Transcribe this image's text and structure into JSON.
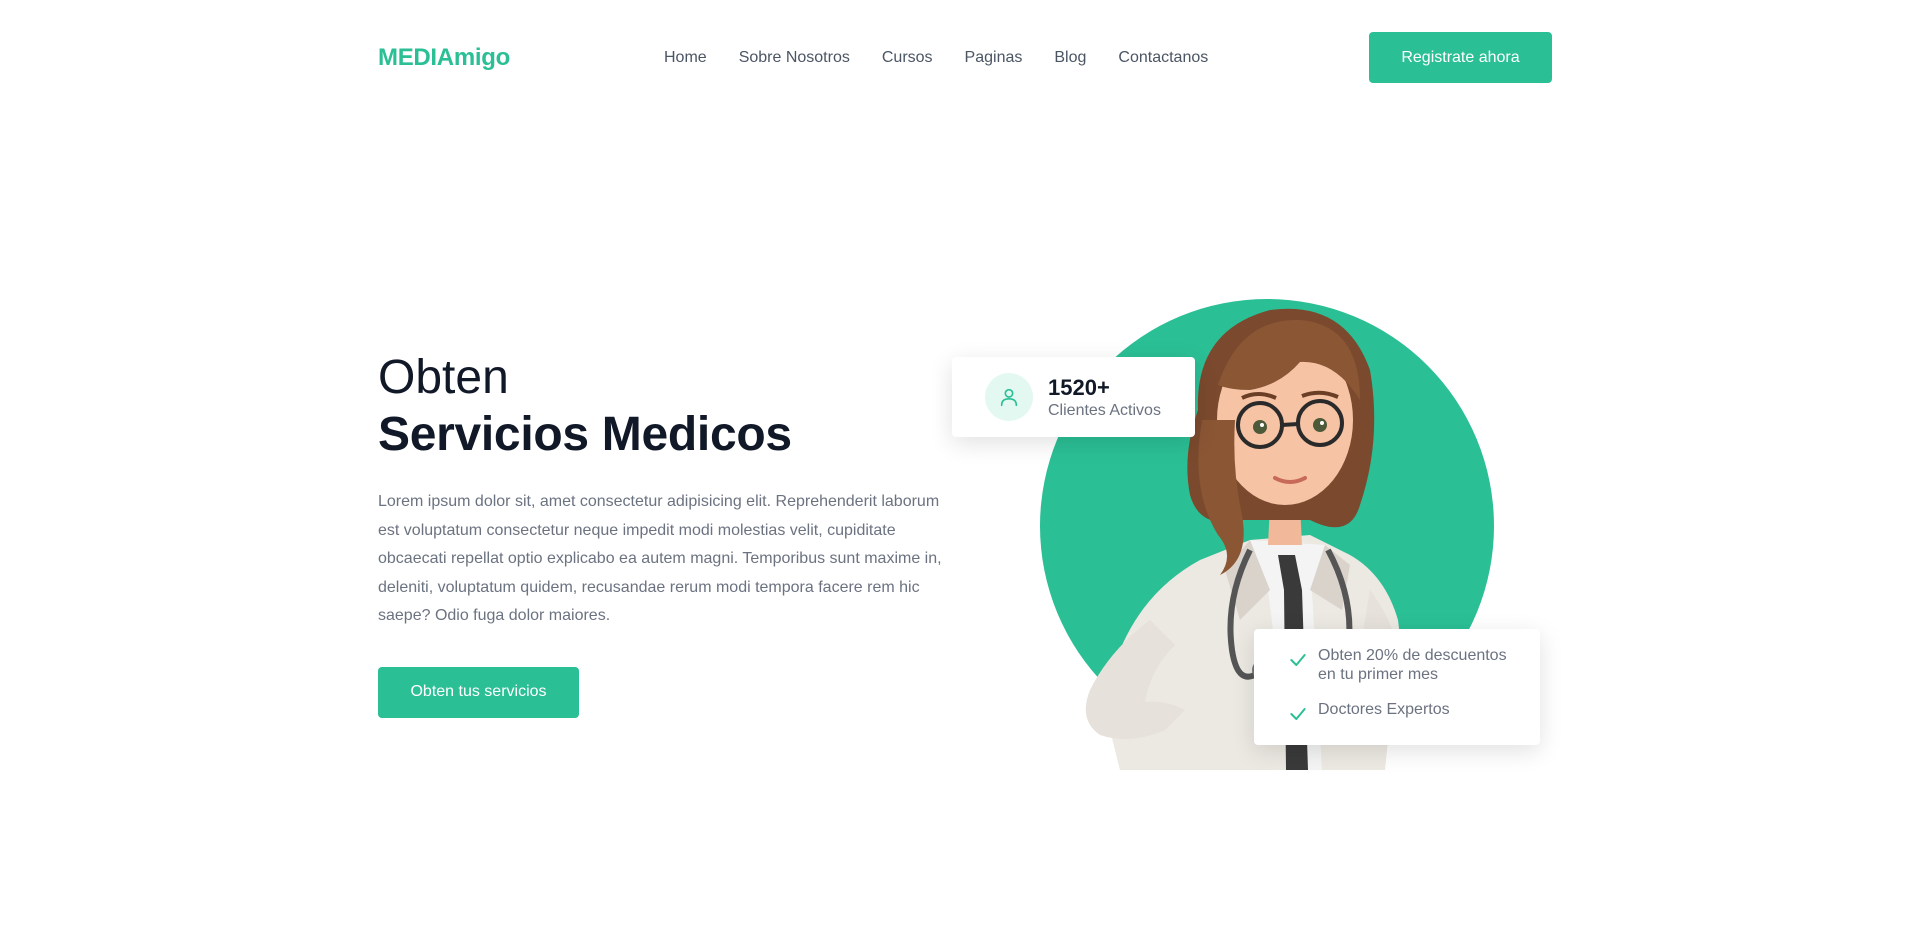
{
  "brand": {
    "logo": "MEDIAmigo",
    "accent": "#2bbf95",
    "text_dark": "#111827",
    "text_muted": "#6b7280"
  },
  "nav": {
    "links": [
      "Home",
      "Sobre Nosotros",
      "Cursos",
      "Paginas",
      "Blog",
      "Contactanos"
    ],
    "cta_label": "Registrate ahora"
  },
  "hero": {
    "line1": "Obten",
    "line2": "Servicios Medicos",
    "description": "Lorem ipsum dolor sit, amet consectetur adipisicing elit. Reprehenderit laborum est voluptatum consectetur neque impedit modi molestias velit, cupiditate obcaecati repellat optio explicabo ea autem magni. Temporibus sunt maxime in, deleniti, voluptatum quidem, recusandae rerum modi tempora facere rem hic saepe? Odio fuga dolor maiores.",
    "cta_label": "Obten tus servicios"
  },
  "stats_card": {
    "icon": "user-icon",
    "number": "1520+",
    "label": "Clientes Activos"
  },
  "features_card": {
    "icon": "check-icon",
    "items": [
      "Obten 20% de descuentos en tu primer mes",
      "Doctores Expertos"
    ]
  },
  "illustration": {
    "subject": "doctor-illustration"
  }
}
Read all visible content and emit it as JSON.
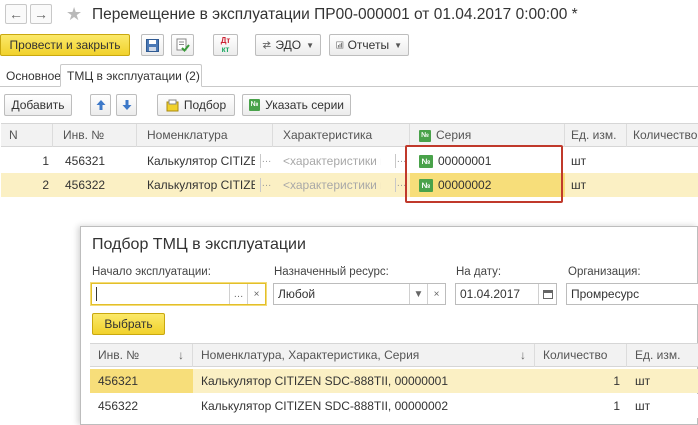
{
  "window": {
    "title": "Перемещение в эксплуатации ПР00-000001 от 01.04.2017 0:00:00 *",
    "back_icon": "arrow-left-icon",
    "forward_icon": "arrow-right-icon",
    "favorite_icon": "star-icon"
  },
  "toolbar": {
    "post_close_label": "Провести и закрыть",
    "save_icon": "floppy-icon",
    "post_icon": "post-document-icon",
    "dtkt_line1": "Дт",
    "dtkt_line2": "кт",
    "edo_label": "ЭДО",
    "reports_label": "Отчеты"
  },
  "tabs": [
    {
      "label": "Основное",
      "active": false
    },
    {
      "label": "ТМЦ в эксплуатации (2)",
      "active": true
    }
  ],
  "table_toolbar": {
    "add_label": "Добавить",
    "pick_label": "Подбор",
    "series_label": "Указать серии",
    "series_icon_text": "№"
  },
  "table": {
    "columns": [
      "N",
      "Инв. №",
      "Номенклатура",
      "Характеристика",
      "Серия",
      "Ед. изм.",
      "Количество"
    ],
    "series_icon_text": "№",
    "rows": [
      {
        "n": "1",
        "inv": "456321",
        "nomenclature": "Калькулятор CITIZEN ...",
        "characteristic": "<характеристики не ...",
        "series": "00000001",
        "unit": "шт",
        "qty": ""
      },
      {
        "n": "2",
        "inv": "456322",
        "nomenclature": "Калькулятор CITIZEN ...",
        "characteristic": "<характеристики не ...",
        "series": "00000002",
        "unit": "шт",
        "qty": ""
      }
    ]
  },
  "popup": {
    "title": "Подбор ТМЦ в эксплуатации",
    "start_label": "Начало эксплуатации:",
    "start_value": "",
    "resource_label": "Назначенный ресурс:",
    "resource_value": "Любой",
    "date_label": "На дату:",
    "date_value": "01.04.2017",
    "org_label": "Организация:",
    "org_value": "Промресурс",
    "select_label": "Выбрать",
    "columns": [
      "Инв. №",
      "Номенклатура, Характеристика, Серия",
      "Количество",
      "Ед. изм."
    ],
    "rows": [
      {
        "inv": "456321",
        "name": "Калькулятор CITIZEN SDC-888TII, 00000001",
        "qty": "1",
        "unit": "шт"
      },
      {
        "inv": "456322",
        "name": "Калькулятор CITIZEN SDC-888TII, 00000002",
        "qty": "1",
        "unit": "шт"
      }
    ]
  },
  "colors": {
    "primary_button": "#f1d12b",
    "selected_row": "#fbf0c4",
    "highlight_border": "#c0392b",
    "series_icon": "#49a24a"
  }
}
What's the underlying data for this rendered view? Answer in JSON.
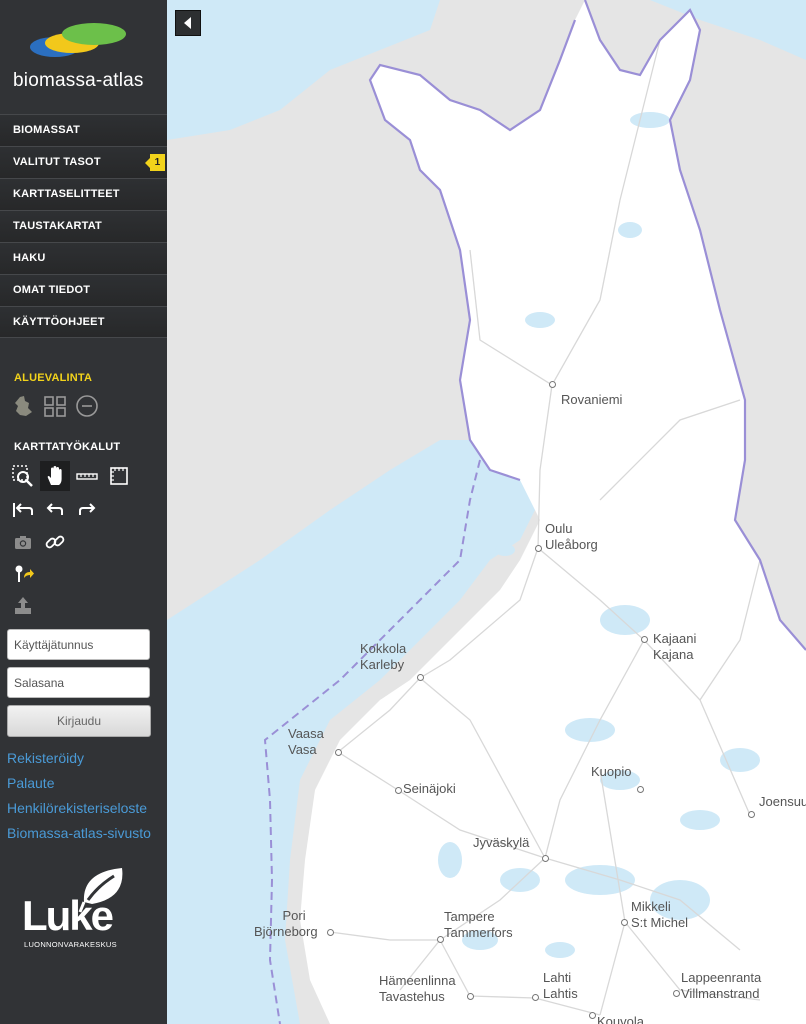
{
  "app": {
    "logo_text": "biomassa-atlas"
  },
  "menu": {
    "items": [
      {
        "label": "BIOMASSAT"
      },
      {
        "label": "VALITUT TASOT",
        "badge": "1"
      },
      {
        "label": "KARTTASELITTEET"
      },
      {
        "label": "TAUSTAKARTAT"
      },
      {
        "label": "HAKU"
      },
      {
        "label": "OMAT TIEDOT"
      },
      {
        "label": "KÄYTTÖOHJEET"
      }
    ]
  },
  "area_selection": {
    "title": "ALUEVALINTA",
    "tools": [
      "finland-region-icon",
      "grid-select-icon",
      "circle-select-icon"
    ]
  },
  "map_tools": {
    "title": "KARTTATYÖKALUT",
    "tools": [
      "zoom-box-icon",
      "pan-hand-icon",
      "measure-ruler-icon",
      "area-measure-icon",
      "zoom-extent-icon",
      "undo-icon",
      "redo-icon",
      "camera-icon",
      "link-icon",
      "pin-share-icon",
      "upload-icon"
    ]
  },
  "login": {
    "username_placeholder": "Käyttäjätunnus",
    "password_placeholder": "Salasana",
    "submit_label": "Kirjaudu"
  },
  "links": [
    "Rekisteröidy",
    "Palaute",
    "Henkilörekisteriseloste",
    "Biomassa-atlas-sivusto"
  ],
  "brand": {
    "name": "Luke",
    "subtitle": "LUONNONVARAKESKUS"
  },
  "map": {
    "cities": [
      {
        "name": "Rovaniemi"
      },
      {
        "name": "Oulu",
        "alt": "Uleåborg"
      },
      {
        "name": "Kajaani",
        "alt": "Kajana"
      },
      {
        "name": "Kokkola",
        "alt": "Karleby"
      },
      {
        "name": "Vaasa",
        "alt": "Vasa"
      },
      {
        "name": "Seinäjoki"
      },
      {
        "name": "Kuopio"
      },
      {
        "name": "Joensuu"
      },
      {
        "name": "Jyväskylä"
      },
      {
        "name": "Pori",
        "alt": "Björneborg"
      },
      {
        "name": "Tampere",
        "alt": "Tammerfors"
      },
      {
        "name": "Mikkeli",
        "alt": "S:t Michel"
      },
      {
        "name": "Hämeenlinna",
        "alt": "Tavastehus"
      },
      {
        "name": "Lahti",
        "alt": "Lahtis"
      },
      {
        "name": "Lappeenranta",
        "alt": "Villmanstrand"
      },
      {
        "name": "Kouvola"
      }
    ]
  },
  "colors": {
    "sidebar": "#313336",
    "accent_yellow": "#f2d31b",
    "link_blue": "#4a9ad6",
    "land": "#ffffff",
    "water": "#cfe9f7",
    "foreign_land": "#e5e5e5",
    "border": "#9a8fd6"
  }
}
#####
◆ **EXERCISE INSTRUCTIONS**:
Make a word-for-word copy of the entries, without any pictures.

◆ **FULL ANSWER**:
Transcribe this image's text and structure into JSON.
{
  "brand": {
    "logo": "MEDIAmigo",
    "accent": "#2bbf95",
    "text_dark": "#111827",
    "text_muted": "#6b7280"
  },
  "nav": {
    "links": [
      "Home",
      "Sobre Nosotros",
      "Cursos",
      "Paginas",
      "Blog",
      "Contactanos"
    ],
    "cta_label": "Registrate ahora"
  },
  "hero": {
    "line1": "Obten",
    "line2": "Servicios Medicos",
    "description": "Lorem ipsum dolor sit, amet consectetur adipisicing elit. Reprehenderit laborum est voluptatum consectetur neque impedit modi molestias velit, cupiditate obcaecati repellat optio explicabo ea autem magni. Temporibus sunt maxime in, deleniti, voluptatum quidem, recusandae rerum modi tempora facere rem hic saepe? Odio fuga dolor maiores.",
    "cta_label": "Obten tus servicios"
  },
  "stats_card": {
    "icon": "user-icon",
    "number": "1520+",
    "label": "Clientes Activos"
  },
  "features_card": {
    "icon": "check-icon",
    "items": [
      "Obten 20% de descuentos en tu primer mes",
      "Doctores Expertos"
    ]
  },
  "illustration": {
    "subject": "doctor-illustration"
  }
}
Read all visible content and emit it as JSON.
{
  "window": {
    "title": "Перемещение в эксплуатации ПР00-000001 от 01.04.2017 0:00:00 *",
    "back_icon": "arrow-left-icon",
    "forward_icon": "arrow-right-icon",
    "favorite_icon": "star-icon"
  },
  "toolbar": {
    "post_close_label": "Провести и закрыть",
    "save_icon": "floppy-icon",
    "post_icon": "post-document-icon",
    "dtkt_line1": "Дт",
    "dtkt_line2": "кт",
    "edo_label": "ЭДО",
    "reports_label": "Отчеты"
  },
  "tabs": [
    {
      "label": "Основное",
      "active": false
    },
    {
      "label": "ТМЦ в эксплуатации (2)",
      "active": true
    }
  ],
  "table_toolbar": {
    "add_label": "Добавить",
    "pick_label": "Подбор",
    "series_label": "Указать серии",
    "series_icon_text": "№"
  },
  "table": {
    "columns": [
      "N",
      "Инв. №",
      "Номенклатура",
      "Характеристика",
      "Серия",
      "Ед. изм.",
      "Количество"
    ],
    "series_icon_text": "№",
    "rows": [
      {
        "n": "1",
        "inv": "456321",
        "nomenclature": "Калькулятор CITIZEN ...",
        "characteristic": "<характеристики не ...",
        "series": "00000001",
        "unit": "шт",
        "qty": ""
      },
      {
        "n": "2",
        "inv": "456322",
        "nomenclature": "Калькулятор CITIZEN ...",
        "characteristic": "<характеристики не ...",
        "series": "00000002",
        "unit": "шт",
        "qty": ""
      }
    ]
  },
  "popup": {
    "title": "Подбор ТМЦ в эксплуатации",
    "start_label": "Начало эксплуатации:",
    "start_value": "",
    "resource_label": "Назначенный ресурс:",
    "resource_value": "Любой",
    "date_label": "На дату:",
    "date_value": "01.04.2017",
    "org_label": "Организация:",
    "org_value": "Промресурс",
    "select_label": "Выбрать",
    "columns": [
      "Инв. №",
      "Номенклатура, Характеристика, Серия",
      "Количество",
      "Ед. изм."
    ],
    "rows": [
      {
        "inv": "456321",
        "name": "Калькулятор CITIZEN SDC-888TII, 00000001",
        "qty": "1",
        "unit": "шт"
      },
      {
        "inv": "456322",
        "name": "Калькулятор CITIZEN SDC-888TII, 00000002",
        "qty": "1",
        "unit": "шт"
      }
    ]
  },
  "colors": {
    "primary_button": "#f1d12b",
    "selected_row": "#fbf0c4",
    "highlight_border": "#c0392b",
    "series_icon": "#49a24a"
  }
}
What's the underlying data for this rendered view? Answer in JSON.
{
  "app": {
    "logo_text": "biomassa-atlas"
  },
  "menu": {
    "items": [
      {
        "label": "BIOMASSAT"
      },
      {
        "label": "VALITUT TASOT",
        "badge": "1"
      },
      {
        "label": "KARTTASELITTEET"
      },
      {
        "label": "TAUSTAKARTAT"
      },
      {
        "label": "HAKU"
      },
      {
        "label": "OMAT TIEDOT"
      },
      {
        "label": "KÄYTTÖOHJEET"
      }
    ]
  },
  "area_selection": {
    "title": "ALUEVALINTA",
    "tools": [
      "finland-region-icon",
      "grid-select-icon",
      "circle-select-icon"
    ]
  },
  "map_tools": {
    "title": "KARTTATYÖKALUT",
    "tools": [
      "zoom-box-icon",
      "pan-hand-icon",
      "measure-ruler-icon",
      "area-measure-icon",
      "zoom-extent-icon",
      "undo-icon",
      "redo-icon",
      "camera-icon",
      "link-icon",
      "pin-share-icon",
      "upload-icon"
    ]
  },
  "login": {
    "username_placeholder": "Käyttäjätunnus",
    "password_placeholder": "Salasana",
    "submit_label": "Kirjaudu"
  },
  "links": [
    "Rekisteröidy",
    "Palaute",
    "Henkilörekisteriseloste",
    "Biomassa-atlas-sivusto"
  ],
  "brand": {
    "name": "Luke",
    "subtitle": "LUONNONVARAKESKUS"
  },
  "map": {
    "cities": [
      {
        "name": "Rovaniemi"
      },
      {
        "name": "Oulu",
        "alt": "Uleåborg"
      },
      {
        "name": "Kajaani",
        "alt": "Kajana"
      },
      {
        "name": "Kokkola",
        "alt": "Karleby"
      },
      {
        "name": "Vaasa",
        "alt": "Vasa"
      },
      {
        "name": "Seinäjoki"
      },
      {
        "name": "Kuopio"
      },
      {
        "name": "Joensuu"
      },
      {
        "name": "Jyväskylä"
      },
      {
        "name": "Pori",
        "alt": "Björneborg"
      },
      {
        "name": "Tampere",
        "alt": "Tammerfors"
      },
      {
        "name": "Mikkeli",
        "alt": "S:t Michel"
      },
      {
        "name": "Hämeenlinna",
        "alt": "Tavastehus"
      },
      {
        "name": "Lahti",
        "alt": "Lahtis"
      },
      {
        "name": "Lappeenranta",
        "alt": "Villmanstrand"
      },
      {
        "name": "Kouvola"
      }
    ]
  },
  "colors": {
    "sidebar": "#313336",
    "accent_yellow": "#f2d31b",
    "link_blue": "#4a9ad6",
    "land": "#ffffff",
    "water": "#cfe9f7",
    "foreign_land": "#e5e5e5",
    "border": "#9a8fd6"
  }
}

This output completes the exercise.